DIRECTIVE:
Report the number of lines in the entries below that include the word "contextual", and nothing else.

-- start PROVIDED ENTRIES --

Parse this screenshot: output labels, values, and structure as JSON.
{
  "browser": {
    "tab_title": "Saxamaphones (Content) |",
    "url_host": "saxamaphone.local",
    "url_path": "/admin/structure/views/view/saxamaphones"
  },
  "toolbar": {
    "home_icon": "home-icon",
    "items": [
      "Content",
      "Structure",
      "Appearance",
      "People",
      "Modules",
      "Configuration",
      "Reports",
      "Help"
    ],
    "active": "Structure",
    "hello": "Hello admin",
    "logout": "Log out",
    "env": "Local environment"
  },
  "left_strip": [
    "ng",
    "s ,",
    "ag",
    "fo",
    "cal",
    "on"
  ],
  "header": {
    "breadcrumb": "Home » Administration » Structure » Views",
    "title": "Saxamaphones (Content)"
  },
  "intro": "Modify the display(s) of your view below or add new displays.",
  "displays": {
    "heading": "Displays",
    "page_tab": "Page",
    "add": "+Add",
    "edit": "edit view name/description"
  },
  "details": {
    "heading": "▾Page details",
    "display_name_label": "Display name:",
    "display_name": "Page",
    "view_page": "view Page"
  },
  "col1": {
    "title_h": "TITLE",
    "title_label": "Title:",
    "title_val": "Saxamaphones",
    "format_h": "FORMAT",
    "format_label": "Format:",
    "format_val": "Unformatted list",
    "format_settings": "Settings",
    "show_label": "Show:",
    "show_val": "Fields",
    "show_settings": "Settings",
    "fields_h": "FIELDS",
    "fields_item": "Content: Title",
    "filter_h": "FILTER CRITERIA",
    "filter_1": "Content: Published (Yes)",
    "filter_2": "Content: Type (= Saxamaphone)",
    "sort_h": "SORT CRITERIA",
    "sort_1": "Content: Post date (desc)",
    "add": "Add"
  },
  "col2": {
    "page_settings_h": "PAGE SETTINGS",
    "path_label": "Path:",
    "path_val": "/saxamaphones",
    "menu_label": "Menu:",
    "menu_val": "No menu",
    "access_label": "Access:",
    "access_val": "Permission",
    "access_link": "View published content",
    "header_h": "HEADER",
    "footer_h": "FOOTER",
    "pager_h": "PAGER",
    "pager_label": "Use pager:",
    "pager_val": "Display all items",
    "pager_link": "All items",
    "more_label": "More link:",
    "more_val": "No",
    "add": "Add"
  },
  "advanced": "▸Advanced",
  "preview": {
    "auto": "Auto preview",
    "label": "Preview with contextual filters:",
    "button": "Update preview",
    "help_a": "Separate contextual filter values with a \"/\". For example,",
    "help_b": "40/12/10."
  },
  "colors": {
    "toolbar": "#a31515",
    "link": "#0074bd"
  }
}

-- end PROVIDED ENTRIES --

SOLUTION:
2